Alternate theory: maybe if you weren’t such a dipshit she wouldn’t be angry. Assface.

making my own Frankenstein

Okay, technically Frankenstein was the doctor. You know, the dude who made the monster. I don’t recommend making him. Frankly, that guy was kind of a dick. Total God complex.

One assumes, however, that you’re making the monster. To which I say: good for you, and if you need body parts, I got ’em cheap. I have some real off-the-rack stuff, too. Like a duodenum.

Who has two thumbs and a spare duodenum? This guy.

Actually, come to think of it, I have more than two thumbs. I have a whole tray of the damn things. They’re just rolling around like loose marbles. They’re starting to smell, so you can have ’em cheap.

By the way, don’t think you need lightning or anything. This is the year 2010 2011. This is the future. These days, you just need a couple car batteries and a cattleprod to get that sumbitch up and walking around. I have like, three Frankenstein monsters toddling around my woods right now. They mostly just bump into shit and bite each other, but it’s still pretty fun. You know, for the kids.

gussy squart

Ahh, good ol’ Gussy Squart — Wild West six-shootin’ bank robbin’ cake bakin’ prostitute outlaw! Cantankerous! With a mouth that tastes of scorpion venom and one eye that always winks. She’s got garters made of sand vipers and an old noose still around her neck. You best watch out for Gussy Squart. She’ll shoot you dead between your eyes and steal your penis to sell to the Devil, she will.

No, I don’t know what the hell I’m talking about.

there’s a cold going around

I love this phrase. You hear it in winter. “There’s a cold going around.” Yeah. No kidding. It’s fucking wintertime. I’ll make a risky bet and say that I suspect there’s more than one cold going. Maybe two, even three! It creates this weird false sense of solidarity. You’ll be at a family gathering, you’ll cough, and Uncle Morty says, “Oh, you got that cold? I had that a few months ago.” Well, fuck you, Doctor Morty. Thanks for being Ground Zero for my lung plague. I’m going to invent a time machine and go back in time to destroy you, thus ensuring that I never get that one cold going around. You jerk.

oh fuck no

Oh fuck yes.

balloon-juice

I don’t know what this means. I only know that it has some vaguely grotesque sexual connotation that I cannot for the life of me pinpoint. I cannot help but picture some sweaty late 40s sleazeball who smells like hoagie oil and cider vinegar, and he’s all like, “Heh heh heh, you want a little balloon-juice?”

::::

Written problem a —
Write out the part of the humor column starting at "By the way, don’t" and ending at "for the kids.".
The humor column and the listing have nothing to do with each other.

::::

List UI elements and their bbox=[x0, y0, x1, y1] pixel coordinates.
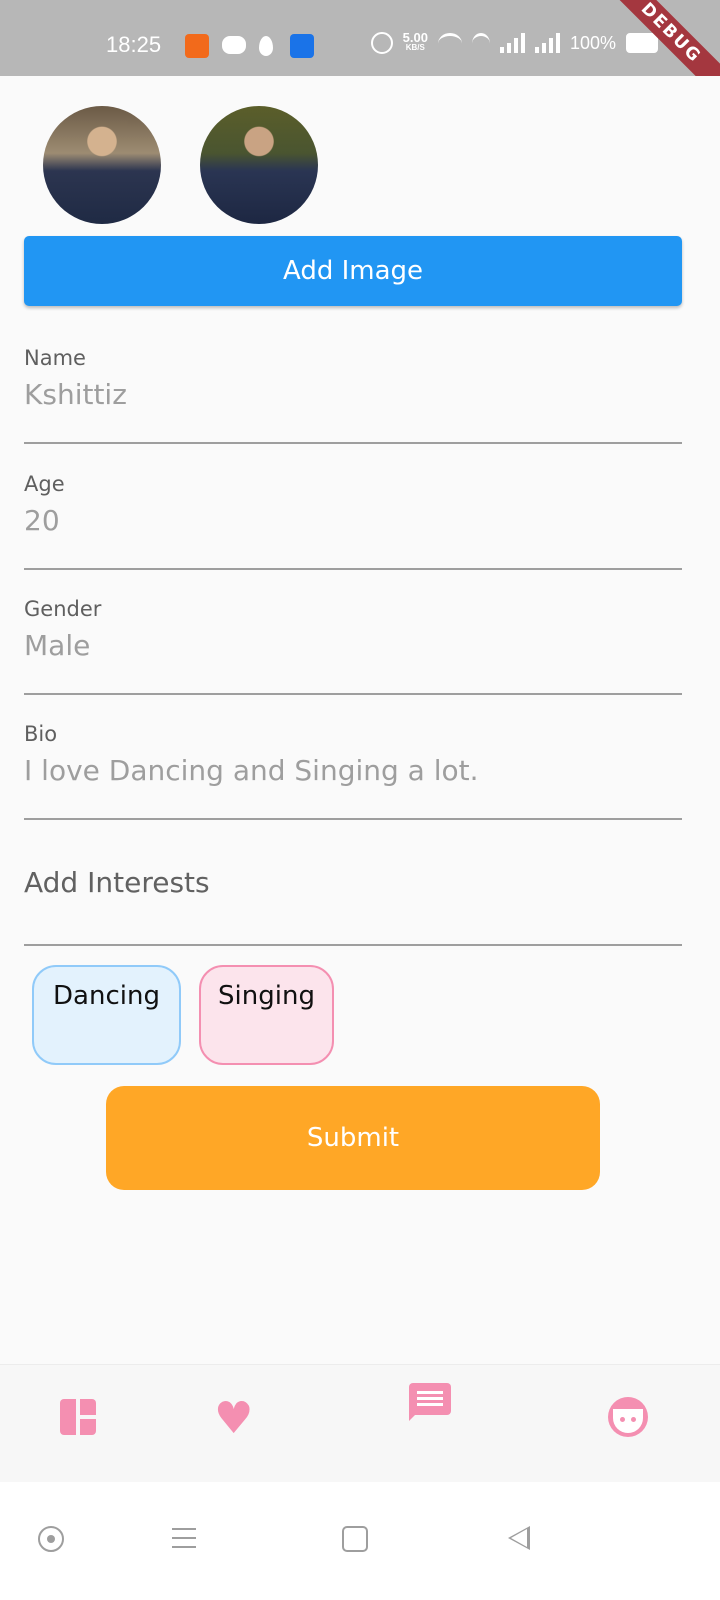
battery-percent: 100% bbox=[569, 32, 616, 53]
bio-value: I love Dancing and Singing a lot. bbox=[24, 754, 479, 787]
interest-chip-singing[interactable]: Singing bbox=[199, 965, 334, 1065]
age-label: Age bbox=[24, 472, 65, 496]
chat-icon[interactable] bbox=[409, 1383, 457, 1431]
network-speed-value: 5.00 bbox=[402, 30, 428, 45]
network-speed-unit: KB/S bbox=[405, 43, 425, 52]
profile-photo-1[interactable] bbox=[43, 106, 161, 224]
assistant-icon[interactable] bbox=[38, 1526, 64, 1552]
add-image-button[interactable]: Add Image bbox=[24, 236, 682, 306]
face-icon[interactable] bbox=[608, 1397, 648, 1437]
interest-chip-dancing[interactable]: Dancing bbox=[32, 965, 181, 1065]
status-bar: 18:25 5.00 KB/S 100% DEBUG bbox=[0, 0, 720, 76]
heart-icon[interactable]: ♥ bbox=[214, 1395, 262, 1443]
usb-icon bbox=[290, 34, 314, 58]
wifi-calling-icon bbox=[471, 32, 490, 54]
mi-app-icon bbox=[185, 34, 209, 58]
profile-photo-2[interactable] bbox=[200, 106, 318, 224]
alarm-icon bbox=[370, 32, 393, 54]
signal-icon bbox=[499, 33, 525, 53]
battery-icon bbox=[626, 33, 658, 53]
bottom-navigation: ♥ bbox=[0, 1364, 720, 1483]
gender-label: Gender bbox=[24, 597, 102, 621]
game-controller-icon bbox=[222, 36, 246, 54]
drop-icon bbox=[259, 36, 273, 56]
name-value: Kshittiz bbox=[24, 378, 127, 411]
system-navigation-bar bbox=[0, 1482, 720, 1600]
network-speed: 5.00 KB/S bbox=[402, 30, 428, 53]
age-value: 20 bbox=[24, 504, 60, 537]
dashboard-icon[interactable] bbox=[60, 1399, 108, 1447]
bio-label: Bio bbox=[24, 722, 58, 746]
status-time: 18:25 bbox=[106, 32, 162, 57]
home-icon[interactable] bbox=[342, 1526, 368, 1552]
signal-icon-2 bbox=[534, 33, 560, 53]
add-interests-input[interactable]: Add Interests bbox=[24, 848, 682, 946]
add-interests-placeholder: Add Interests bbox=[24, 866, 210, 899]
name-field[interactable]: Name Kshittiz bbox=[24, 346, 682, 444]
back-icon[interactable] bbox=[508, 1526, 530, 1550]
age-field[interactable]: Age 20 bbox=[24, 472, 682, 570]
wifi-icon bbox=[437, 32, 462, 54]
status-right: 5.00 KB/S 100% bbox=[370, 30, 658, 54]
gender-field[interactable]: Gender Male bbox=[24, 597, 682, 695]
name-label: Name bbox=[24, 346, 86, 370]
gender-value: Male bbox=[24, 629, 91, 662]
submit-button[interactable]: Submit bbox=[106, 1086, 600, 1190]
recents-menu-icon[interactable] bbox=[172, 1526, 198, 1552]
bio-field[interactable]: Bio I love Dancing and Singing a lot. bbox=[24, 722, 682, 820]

::::

Written problem b —
Reproduce verbatim the listing lines, starting at the line that contains "battery-percent: 100% bbox=[569, 32, 616, 53]" and ending at the line that contains "profile-photo-1[interactable] bbox=[43, 106, 161, 224]", and give nothing else.

Right answer a —
By the way, don’t think you need lightning or anything. This is the year 2010 2011. This is the future. These days, you just need a couple car batteries and a cattleprod to get that sumbitch up and walking around. I have like, three Frankenstein monsters toddling around my woods right now. They mostly just bump into shit and bite each other, but it’s still pretty fun. You know, for the kids.

Right answer b —
battery-percent: 100% bbox=[569, 32, 616, 53]
bio-value: I love Dancing and Singing a lot. bbox=[24, 754, 479, 787]
interest-chip-singing[interactable]: Singing bbox=[199, 965, 334, 1065]
age-label: Age bbox=[24, 472, 65, 496]
chat-icon[interactable] bbox=[409, 1383, 457, 1431]
network-speed-value: 5.00 bbox=[402, 30, 428, 45]
network-speed-unit: KB/S bbox=[405, 43, 425, 52]
profile-photo-1[interactable] bbox=[43, 106, 161, 224]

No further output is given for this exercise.